**Problem details**
Leaving out the pictures, transcribe all of the records faithfully.

**Records supplied**
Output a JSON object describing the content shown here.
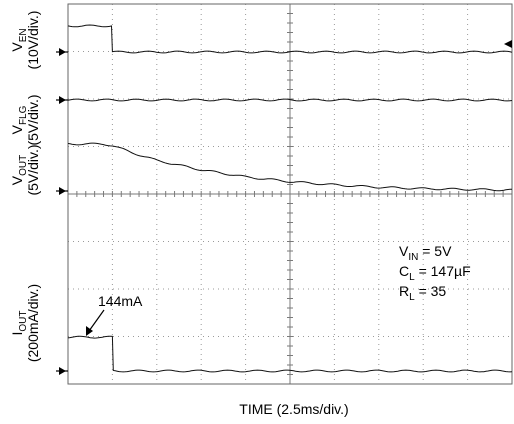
{
  "chart_data": {
    "type": "line",
    "title": "",
    "xlabel": "TIME (2.5ms/div.)",
    "x_units": "ms",
    "x_per_div_ms": 2.5,
    "x_range_ms": [
      0,
      25
    ],
    "divisions": {
      "x": 10,
      "y": 8
    },
    "grid": true,
    "channels": [
      {
        "key": "ven",
        "label_main": "V",
        "label_sub": "EN",
        "label_scale": "(10V/div.)",
        "scale_per_div": "10V",
        "points": [
          [
            0,
            0.9
          ],
          [
            2.45,
            0.9
          ],
          [
            2.5,
            0.0
          ],
          [
            25,
            0.0
          ]
        ]
      },
      {
        "key": "vflg",
        "label_main": "V",
        "label_sub": "FLG",
        "label_scale": "(5V/div.)",
        "scale_per_div": "5V",
        "points": [
          [
            0,
            0.0
          ],
          [
            25,
            0.0
          ]
        ]
      },
      {
        "key": "vout",
        "label_main": "V",
        "label_sub": "OUT",
        "label_scale": "(5V/div.)",
        "scale_per_div": "5V",
        "points": [
          [
            0,
            1.0
          ],
          [
            2.0,
            1.0
          ],
          [
            2.5,
            0.97
          ],
          [
            3.5,
            0.83
          ],
          [
            5.0,
            0.65
          ],
          [
            7.5,
            0.45
          ],
          [
            10.0,
            0.3
          ],
          [
            12.5,
            0.2
          ],
          [
            15.0,
            0.13
          ],
          [
            17.5,
            0.08
          ],
          [
            20.0,
            0.05
          ],
          [
            25.0,
            0.02
          ]
        ]
      },
      {
        "key": "iout",
        "label_main": "I",
        "label_sub": "OUT",
        "label_scale": "(200mA/div.)",
        "scale_per_div": "200mA",
        "points": [
          [
            0,
            0.72
          ],
          [
            2.5,
            0.72
          ],
          [
            2.55,
            0.0
          ],
          [
            25,
            0.0
          ]
        ]
      }
    ],
    "annotations": {
      "callout": "144mA",
      "conditions": [
        {
          "main": "V",
          "sub": "IN",
          "rest": " = 5V"
        },
        {
          "main": "C",
          "sub": "L",
          "rest": " = 147µF"
        },
        {
          "main": "R",
          "sub": "L",
          "rest": " = 35"
        }
      ]
    }
  }
}
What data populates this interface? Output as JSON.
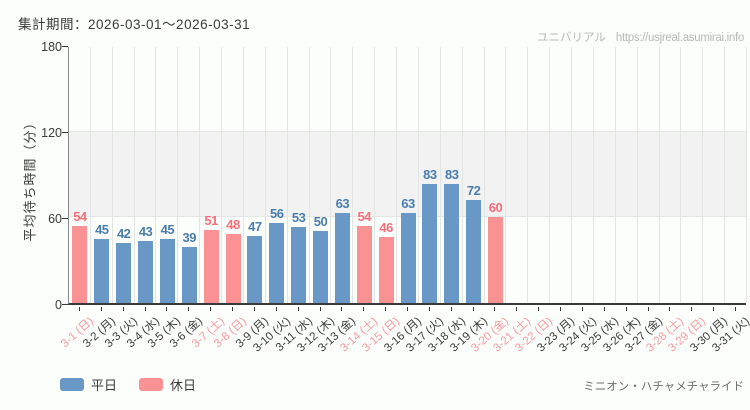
{
  "header": {
    "period_label": "集計期間：2026-03-01〜2026-03-31",
    "watermark_name": "ユニバリアル",
    "watermark_url": "https://usjreal.asumirai.info"
  },
  "chart_data": {
    "type": "bar",
    "title": "",
    "xlabel": "",
    "ylabel": "平均待ち時間（分）",
    "ylim": [
      0,
      180
    ],
    "yticks": [
      0,
      60,
      120,
      180
    ],
    "shaded_band": [
      60,
      120
    ],
    "grid": "vertical",
    "legend_position": "bottom-left",
    "categories": [
      "3-1 (日)",
      "3-2 (月)",
      "3-3 (火)",
      "3-4 (水)",
      "3-5 (木)",
      "3-6 (金)",
      "3-7 (土)",
      "3-8 (日)",
      "3-9 (月)",
      "3-10 (火)",
      "3-11 (水)",
      "3-12 (木)",
      "3-13 (金)",
      "3-14 (土)",
      "3-15 (日)",
      "3-16 (月)",
      "3-17 (火)",
      "3-18 (水)",
      "3-19 (木)",
      "3-20 (金)",
      "3-21 (土)",
      "3-22 (日)",
      "3-23 (月)",
      "3-24 (火)",
      "3-25 (水)",
      "3-26 (木)",
      "3-27 (金)",
      "3-28 (土)",
      "3-29 (日)",
      "3-30 (月)",
      "3-31 (火)"
    ],
    "day_types": [
      "holiday",
      "weekday",
      "weekday",
      "weekday",
      "weekday",
      "weekday",
      "holiday",
      "holiday",
      "weekday",
      "weekday",
      "weekday",
      "weekday",
      "weekday",
      "holiday",
      "holiday",
      "weekday",
      "weekday",
      "weekday",
      "weekday",
      "holiday",
      "holiday",
      "holiday",
      "weekday",
      "weekday",
      "weekday",
      "weekday",
      "weekday",
      "holiday",
      "holiday",
      "weekday",
      "weekday"
    ],
    "values": [
      54,
      45,
      42,
      43,
      45,
      39,
      51,
      48,
      47,
      56,
      53,
      50,
      63,
      54,
      46,
      63,
      83,
      83,
      72,
      60,
      null,
      null,
      null,
      null,
      null,
      null,
      null,
      null,
      null,
      null,
      null
    ],
    "legend": [
      {
        "label": "平日",
        "type": "weekday"
      },
      {
        "label": "休日",
        "type": "holiday"
      }
    ],
    "colors": {
      "weekday_bar": "#6998c7",
      "holiday_bar": "#fa9294",
      "weekday_value_label": "#4a7dad",
      "holiday_value_label": "#f3707a",
      "weekday_tick_label": "#3b3b3b",
      "holiday_tick_label": "#f79a9e"
    }
  },
  "footer": {
    "attraction_label": "ミニオン・ハチャメチャライド"
  }
}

**Completed task**
Output a JSON object describing the content shown here.
{
  "chart_data": {
    "type": "line",
    "title": "",
    "xlabel": "TIME (2.5ms/div.)",
    "x_units": "ms",
    "x_per_div_ms": 2.5,
    "x_range_ms": [
      0,
      25
    ],
    "divisions": {
      "x": 10,
      "y": 8
    },
    "grid": true,
    "channels": [
      {
        "key": "ven",
        "label_main": "V",
        "label_sub": "EN",
        "label_scale": "(10V/div.)",
        "scale_per_div": "10V",
        "points": [
          [
            0,
            0.9
          ],
          [
            2.45,
            0.9
          ],
          [
            2.5,
            0.0
          ],
          [
            25,
            0.0
          ]
        ]
      },
      {
        "key": "vflg",
        "label_main": "V",
        "label_sub": "FLG",
        "label_scale": "(5V/div.)",
        "scale_per_div": "5V",
        "points": [
          [
            0,
            0.0
          ],
          [
            25,
            0.0
          ]
        ]
      },
      {
        "key": "vout",
        "label_main": "V",
        "label_sub": "OUT",
        "label_scale": "(5V/div.)",
        "scale_per_div": "5V",
        "points": [
          [
            0,
            1.0
          ],
          [
            2.0,
            1.0
          ],
          [
            2.5,
            0.97
          ],
          [
            3.5,
            0.83
          ],
          [
            5.0,
            0.65
          ],
          [
            7.5,
            0.45
          ],
          [
            10.0,
            0.3
          ],
          [
            12.5,
            0.2
          ],
          [
            15.0,
            0.13
          ],
          [
            17.5,
            0.08
          ],
          [
            20.0,
            0.05
          ],
          [
            25.0,
            0.02
          ]
        ]
      },
      {
        "key": "iout",
        "label_main": "I",
        "label_sub": "OUT",
        "label_scale": "(200mA/div.)",
        "scale_per_div": "200mA",
        "points": [
          [
            0,
            0.72
          ],
          [
            2.5,
            0.72
          ],
          [
            2.55,
            0.0
          ],
          [
            25,
            0.0
          ]
        ]
      }
    ],
    "annotations": {
      "callout": "144mA",
      "conditions": [
        {
          "main": "V",
          "sub": "IN",
          "rest": " = 5V"
        },
        {
          "main": "C",
          "sub": "L",
          "rest": " = 147µF"
        },
        {
          "main": "R",
          "sub": "L",
          "rest": " = 35"
        }
      ]
    }
  }
}
What data populates this interface? Output as JSON.
{
  "header": {
    "period_label": "集計期間：2026-03-01〜2026-03-31",
    "watermark_name": "ユニバリアル",
    "watermark_url": "https://usjreal.asumirai.info"
  },
  "chart_data": {
    "type": "bar",
    "title": "",
    "xlabel": "",
    "ylabel": "平均待ち時間（分）",
    "ylim": [
      0,
      180
    ],
    "yticks": [
      0,
      60,
      120,
      180
    ],
    "shaded_band": [
      60,
      120
    ],
    "grid": "vertical",
    "legend_position": "bottom-left",
    "categories": [
      "3-1 (日)",
      "3-2 (月)",
      "3-3 (火)",
      "3-4 (水)",
      "3-5 (木)",
      "3-6 (金)",
      "3-7 (土)",
      "3-8 (日)",
      "3-9 (月)",
      "3-10 (火)",
      "3-11 (水)",
      "3-12 (木)",
      "3-13 (金)",
      "3-14 (土)",
      "3-15 (日)",
      "3-16 (月)",
      "3-17 (火)",
      "3-18 (水)",
      "3-19 (木)",
      "3-20 (金)",
      "3-21 (土)",
      "3-22 (日)",
      "3-23 (月)",
      "3-24 (火)",
      "3-25 (水)",
      "3-26 (木)",
      "3-27 (金)",
      "3-28 (土)",
      "3-29 (日)",
      "3-30 (月)",
      "3-31 (火)"
    ],
    "day_types": [
      "holiday",
      "weekday",
      "weekday",
      "weekday",
      "weekday",
      "weekday",
      "holiday",
      "holiday",
      "weekday",
      "weekday",
      "weekday",
      "weekday",
      "weekday",
      "holiday",
      "holiday",
      "weekday",
      "weekday",
      "weekday",
      "weekday",
      "holiday",
      "holiday",
      "holiday",
      "weekday",
      "weekday",
      "weekday",
      "weekday",
      "weekday",
      "holiday",
      "holiday",
      "weekday",
      "weekday"
    ],
    "values": [
      54,
      45,
      42,
      43,
      45,
      39,
      51,
      48,
      47,
      56,
      53,
      50,
      63,
      54,
      46,
      63,
      83,
      83,
      72,
      60,
      null,
      null,
      null,
      null,
      null,
      null,
      null,
      null,
      null,
      null,
      null
    ],
    "legend": [
      {
        "label": "平日",
        "type": "weekday"
      },
      {
        "label": "休日",
        "type": "holiday"
      }
    ],
    "colors": {
      "weekday_bar": "#6998c7",
      "holiday_bar": "#fa9294",
      "weekday_value_label": "#4a7dad",
      "holiday_value_label": "#f3707a",
      "weekday_tick_label": "#3b3b3b",
      "holiday_tick_label": "#f79a9e"
    }
  },
  "footer": {
    "attraction_label": "ミニオン・ハチャメチャライド"
  }
}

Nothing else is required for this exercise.